## Required task
Compile every line that includes the word "lisäksi".
────
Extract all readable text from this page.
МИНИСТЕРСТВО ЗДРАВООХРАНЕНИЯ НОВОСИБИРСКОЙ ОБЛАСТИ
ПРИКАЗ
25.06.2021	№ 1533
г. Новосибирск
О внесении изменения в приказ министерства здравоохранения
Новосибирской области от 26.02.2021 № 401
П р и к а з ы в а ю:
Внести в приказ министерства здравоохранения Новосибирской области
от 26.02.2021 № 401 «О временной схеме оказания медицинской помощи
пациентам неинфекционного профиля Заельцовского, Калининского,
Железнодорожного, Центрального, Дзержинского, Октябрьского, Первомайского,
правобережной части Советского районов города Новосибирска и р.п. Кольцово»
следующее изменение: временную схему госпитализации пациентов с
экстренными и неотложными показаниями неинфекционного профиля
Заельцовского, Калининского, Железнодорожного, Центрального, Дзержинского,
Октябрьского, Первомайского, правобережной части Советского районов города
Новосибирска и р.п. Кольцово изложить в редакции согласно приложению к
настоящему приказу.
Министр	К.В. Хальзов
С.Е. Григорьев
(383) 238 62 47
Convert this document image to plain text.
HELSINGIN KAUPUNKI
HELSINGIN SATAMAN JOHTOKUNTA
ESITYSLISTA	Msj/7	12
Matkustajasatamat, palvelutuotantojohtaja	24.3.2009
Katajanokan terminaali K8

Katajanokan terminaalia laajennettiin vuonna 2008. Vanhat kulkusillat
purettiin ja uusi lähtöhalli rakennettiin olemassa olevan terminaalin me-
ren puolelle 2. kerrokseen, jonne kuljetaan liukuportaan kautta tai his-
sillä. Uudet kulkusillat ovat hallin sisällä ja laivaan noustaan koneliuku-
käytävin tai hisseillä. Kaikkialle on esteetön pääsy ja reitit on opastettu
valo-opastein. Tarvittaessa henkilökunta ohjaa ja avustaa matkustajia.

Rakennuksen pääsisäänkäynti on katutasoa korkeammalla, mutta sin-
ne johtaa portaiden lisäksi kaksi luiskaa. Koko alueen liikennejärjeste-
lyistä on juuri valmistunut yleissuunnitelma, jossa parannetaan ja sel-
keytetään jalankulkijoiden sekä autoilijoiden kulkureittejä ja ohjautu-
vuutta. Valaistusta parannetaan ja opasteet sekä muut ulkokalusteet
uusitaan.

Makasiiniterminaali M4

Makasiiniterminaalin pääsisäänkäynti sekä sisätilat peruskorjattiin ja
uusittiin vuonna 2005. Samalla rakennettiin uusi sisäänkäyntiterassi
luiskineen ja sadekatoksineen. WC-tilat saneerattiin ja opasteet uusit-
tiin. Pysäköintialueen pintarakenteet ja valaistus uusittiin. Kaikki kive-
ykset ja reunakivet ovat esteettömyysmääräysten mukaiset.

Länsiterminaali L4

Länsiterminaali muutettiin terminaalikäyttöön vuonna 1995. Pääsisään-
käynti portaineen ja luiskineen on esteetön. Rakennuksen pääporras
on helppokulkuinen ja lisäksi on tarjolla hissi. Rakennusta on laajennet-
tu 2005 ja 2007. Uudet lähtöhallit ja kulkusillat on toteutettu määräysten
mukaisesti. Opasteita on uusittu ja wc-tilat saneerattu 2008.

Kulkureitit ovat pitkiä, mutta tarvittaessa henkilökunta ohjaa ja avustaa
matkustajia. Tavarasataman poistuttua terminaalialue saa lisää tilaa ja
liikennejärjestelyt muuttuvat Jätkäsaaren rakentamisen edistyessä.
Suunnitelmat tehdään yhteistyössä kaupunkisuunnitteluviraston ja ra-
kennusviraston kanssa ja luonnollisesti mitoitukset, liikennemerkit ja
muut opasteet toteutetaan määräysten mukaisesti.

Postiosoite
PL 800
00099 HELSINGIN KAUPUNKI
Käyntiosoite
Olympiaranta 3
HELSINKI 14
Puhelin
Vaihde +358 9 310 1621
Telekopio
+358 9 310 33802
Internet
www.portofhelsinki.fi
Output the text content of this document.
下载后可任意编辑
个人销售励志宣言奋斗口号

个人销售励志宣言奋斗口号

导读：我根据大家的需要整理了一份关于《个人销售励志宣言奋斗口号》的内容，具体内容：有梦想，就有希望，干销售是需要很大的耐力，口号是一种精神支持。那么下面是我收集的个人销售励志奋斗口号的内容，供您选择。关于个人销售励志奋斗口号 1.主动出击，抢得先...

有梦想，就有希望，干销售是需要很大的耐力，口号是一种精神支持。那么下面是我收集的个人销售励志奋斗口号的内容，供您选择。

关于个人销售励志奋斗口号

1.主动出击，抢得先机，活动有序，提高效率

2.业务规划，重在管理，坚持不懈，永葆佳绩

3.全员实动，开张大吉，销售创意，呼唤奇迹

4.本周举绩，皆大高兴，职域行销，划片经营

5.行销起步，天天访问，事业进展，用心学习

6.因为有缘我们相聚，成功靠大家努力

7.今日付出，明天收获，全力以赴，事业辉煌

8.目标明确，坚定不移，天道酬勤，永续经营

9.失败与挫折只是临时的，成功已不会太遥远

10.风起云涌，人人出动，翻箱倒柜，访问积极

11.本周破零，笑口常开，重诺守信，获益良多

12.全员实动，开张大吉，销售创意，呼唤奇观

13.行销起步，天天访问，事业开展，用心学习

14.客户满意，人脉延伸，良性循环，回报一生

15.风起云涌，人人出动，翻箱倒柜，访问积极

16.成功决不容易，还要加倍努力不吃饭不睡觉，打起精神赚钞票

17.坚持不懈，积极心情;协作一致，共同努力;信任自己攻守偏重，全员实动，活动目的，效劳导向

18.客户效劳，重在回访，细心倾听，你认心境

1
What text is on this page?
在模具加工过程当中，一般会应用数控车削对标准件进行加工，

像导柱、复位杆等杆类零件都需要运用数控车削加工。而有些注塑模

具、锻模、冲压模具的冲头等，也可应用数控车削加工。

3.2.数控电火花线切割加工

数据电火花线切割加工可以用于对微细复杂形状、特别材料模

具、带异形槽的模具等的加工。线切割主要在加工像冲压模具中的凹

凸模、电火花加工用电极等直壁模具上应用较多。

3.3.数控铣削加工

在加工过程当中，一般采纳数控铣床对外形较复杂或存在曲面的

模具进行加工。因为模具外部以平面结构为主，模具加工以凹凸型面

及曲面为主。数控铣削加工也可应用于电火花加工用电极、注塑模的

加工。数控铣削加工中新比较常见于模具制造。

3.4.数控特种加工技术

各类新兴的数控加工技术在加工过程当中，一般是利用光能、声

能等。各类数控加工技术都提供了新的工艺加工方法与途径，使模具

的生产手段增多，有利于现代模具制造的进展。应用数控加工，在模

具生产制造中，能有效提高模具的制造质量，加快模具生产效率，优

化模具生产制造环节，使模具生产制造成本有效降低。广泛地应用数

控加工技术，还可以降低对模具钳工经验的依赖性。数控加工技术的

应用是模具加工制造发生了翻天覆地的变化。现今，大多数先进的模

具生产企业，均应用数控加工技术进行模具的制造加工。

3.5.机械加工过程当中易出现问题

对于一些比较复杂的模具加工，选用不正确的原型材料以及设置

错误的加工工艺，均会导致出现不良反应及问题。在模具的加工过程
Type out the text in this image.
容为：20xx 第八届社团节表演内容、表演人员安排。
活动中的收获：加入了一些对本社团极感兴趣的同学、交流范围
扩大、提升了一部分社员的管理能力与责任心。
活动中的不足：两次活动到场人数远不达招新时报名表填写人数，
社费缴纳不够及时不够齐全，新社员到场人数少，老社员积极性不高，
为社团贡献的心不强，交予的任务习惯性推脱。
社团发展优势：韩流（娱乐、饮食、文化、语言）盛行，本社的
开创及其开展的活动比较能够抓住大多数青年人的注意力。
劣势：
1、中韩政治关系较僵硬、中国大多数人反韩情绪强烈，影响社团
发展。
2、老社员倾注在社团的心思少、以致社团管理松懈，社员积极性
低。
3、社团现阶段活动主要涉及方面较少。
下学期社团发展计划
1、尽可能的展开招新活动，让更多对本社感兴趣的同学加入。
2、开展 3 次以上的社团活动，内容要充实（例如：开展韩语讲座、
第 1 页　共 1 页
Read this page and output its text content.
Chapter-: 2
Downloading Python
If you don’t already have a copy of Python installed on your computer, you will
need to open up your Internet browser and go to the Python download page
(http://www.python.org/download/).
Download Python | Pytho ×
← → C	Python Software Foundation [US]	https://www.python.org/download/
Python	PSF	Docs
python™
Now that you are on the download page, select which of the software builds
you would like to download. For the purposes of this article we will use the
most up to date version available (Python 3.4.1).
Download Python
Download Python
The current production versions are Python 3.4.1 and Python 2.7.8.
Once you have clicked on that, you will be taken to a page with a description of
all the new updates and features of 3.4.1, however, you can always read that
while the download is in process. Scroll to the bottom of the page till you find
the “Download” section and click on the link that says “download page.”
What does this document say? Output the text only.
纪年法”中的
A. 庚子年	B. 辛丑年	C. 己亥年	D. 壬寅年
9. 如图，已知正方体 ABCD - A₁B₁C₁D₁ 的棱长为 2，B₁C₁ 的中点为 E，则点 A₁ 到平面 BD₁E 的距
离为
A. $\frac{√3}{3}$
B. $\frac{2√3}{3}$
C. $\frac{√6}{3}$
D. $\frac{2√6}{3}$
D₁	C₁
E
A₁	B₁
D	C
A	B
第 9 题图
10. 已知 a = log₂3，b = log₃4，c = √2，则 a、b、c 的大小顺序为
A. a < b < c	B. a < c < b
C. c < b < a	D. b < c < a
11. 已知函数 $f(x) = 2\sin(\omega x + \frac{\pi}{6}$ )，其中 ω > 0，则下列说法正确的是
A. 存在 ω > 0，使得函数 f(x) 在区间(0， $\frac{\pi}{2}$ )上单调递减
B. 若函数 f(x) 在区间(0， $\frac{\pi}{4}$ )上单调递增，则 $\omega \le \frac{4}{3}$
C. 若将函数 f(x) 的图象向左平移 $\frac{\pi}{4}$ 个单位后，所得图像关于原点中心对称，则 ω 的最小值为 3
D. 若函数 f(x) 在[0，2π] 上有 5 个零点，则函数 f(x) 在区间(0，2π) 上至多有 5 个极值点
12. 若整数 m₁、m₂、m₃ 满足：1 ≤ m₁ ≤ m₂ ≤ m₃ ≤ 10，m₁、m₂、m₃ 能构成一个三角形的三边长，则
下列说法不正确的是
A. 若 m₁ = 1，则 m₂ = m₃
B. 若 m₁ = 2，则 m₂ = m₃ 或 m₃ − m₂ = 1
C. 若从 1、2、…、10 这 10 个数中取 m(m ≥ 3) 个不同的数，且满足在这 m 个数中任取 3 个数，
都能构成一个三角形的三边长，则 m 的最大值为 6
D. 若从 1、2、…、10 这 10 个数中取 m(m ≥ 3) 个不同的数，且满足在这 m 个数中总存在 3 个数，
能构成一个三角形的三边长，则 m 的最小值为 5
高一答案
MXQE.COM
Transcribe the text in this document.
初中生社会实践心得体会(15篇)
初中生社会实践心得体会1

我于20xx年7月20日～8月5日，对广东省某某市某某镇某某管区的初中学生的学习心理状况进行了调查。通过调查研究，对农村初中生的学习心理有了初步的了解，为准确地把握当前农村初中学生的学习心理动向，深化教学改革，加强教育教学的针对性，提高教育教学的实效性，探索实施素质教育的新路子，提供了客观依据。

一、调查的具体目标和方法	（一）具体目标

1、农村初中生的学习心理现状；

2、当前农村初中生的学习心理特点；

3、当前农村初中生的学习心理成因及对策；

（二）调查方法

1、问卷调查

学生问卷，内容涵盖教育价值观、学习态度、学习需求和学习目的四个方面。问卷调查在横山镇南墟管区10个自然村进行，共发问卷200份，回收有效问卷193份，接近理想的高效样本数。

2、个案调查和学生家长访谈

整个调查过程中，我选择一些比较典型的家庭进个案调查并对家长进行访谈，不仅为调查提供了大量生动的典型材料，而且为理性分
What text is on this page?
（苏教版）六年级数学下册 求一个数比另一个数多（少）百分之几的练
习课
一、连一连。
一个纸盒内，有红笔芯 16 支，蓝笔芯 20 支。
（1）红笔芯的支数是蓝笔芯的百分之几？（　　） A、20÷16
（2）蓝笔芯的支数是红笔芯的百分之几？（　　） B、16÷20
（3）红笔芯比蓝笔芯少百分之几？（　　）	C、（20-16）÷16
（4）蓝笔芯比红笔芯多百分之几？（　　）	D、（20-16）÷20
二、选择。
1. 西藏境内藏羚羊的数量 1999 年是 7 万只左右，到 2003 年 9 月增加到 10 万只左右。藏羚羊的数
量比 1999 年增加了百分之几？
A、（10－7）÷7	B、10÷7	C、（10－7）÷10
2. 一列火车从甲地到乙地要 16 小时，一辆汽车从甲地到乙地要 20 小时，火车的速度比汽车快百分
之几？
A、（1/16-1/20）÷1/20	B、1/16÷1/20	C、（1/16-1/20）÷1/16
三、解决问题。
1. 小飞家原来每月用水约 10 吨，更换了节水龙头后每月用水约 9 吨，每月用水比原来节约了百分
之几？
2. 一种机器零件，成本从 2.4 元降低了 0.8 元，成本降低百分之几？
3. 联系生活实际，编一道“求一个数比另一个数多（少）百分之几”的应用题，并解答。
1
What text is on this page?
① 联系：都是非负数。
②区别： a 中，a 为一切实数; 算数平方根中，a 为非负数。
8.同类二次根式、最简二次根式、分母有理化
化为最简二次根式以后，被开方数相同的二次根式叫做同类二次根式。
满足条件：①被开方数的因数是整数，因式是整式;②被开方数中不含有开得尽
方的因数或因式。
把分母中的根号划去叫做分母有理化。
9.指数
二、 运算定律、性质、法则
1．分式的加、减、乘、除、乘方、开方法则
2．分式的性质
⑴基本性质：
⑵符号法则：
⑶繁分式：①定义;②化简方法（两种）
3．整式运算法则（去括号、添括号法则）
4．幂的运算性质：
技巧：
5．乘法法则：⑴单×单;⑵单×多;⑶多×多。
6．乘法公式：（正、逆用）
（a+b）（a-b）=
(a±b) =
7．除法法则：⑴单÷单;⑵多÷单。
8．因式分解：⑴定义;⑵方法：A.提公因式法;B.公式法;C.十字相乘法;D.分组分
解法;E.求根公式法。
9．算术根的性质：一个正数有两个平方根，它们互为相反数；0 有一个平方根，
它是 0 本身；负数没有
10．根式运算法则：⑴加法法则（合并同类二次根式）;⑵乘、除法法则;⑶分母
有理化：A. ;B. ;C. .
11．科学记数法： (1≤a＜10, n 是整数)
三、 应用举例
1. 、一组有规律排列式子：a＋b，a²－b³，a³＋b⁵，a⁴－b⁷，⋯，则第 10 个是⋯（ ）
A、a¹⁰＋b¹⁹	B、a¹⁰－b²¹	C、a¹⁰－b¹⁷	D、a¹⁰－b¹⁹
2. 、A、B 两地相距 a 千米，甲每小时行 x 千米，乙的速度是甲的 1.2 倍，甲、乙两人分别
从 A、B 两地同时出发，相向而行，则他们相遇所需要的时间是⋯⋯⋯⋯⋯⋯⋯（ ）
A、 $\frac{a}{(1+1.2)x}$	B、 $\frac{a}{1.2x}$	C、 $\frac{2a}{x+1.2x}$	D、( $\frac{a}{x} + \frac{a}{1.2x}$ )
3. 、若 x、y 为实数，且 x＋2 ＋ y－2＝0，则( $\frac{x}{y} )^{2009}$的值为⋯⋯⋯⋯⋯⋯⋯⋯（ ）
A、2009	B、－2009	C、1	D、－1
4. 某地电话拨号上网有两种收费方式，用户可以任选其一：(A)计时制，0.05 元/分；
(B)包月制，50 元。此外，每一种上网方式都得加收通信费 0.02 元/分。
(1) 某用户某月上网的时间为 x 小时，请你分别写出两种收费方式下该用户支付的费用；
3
────
## Response to this task
ne johtaa portaiden lisäksi kaksi luiskaa. Koko alueen liikennejärjeste-
on helppokulkuinen ja lisäksi on tarjolla hissi. Rakennusta on laajennet-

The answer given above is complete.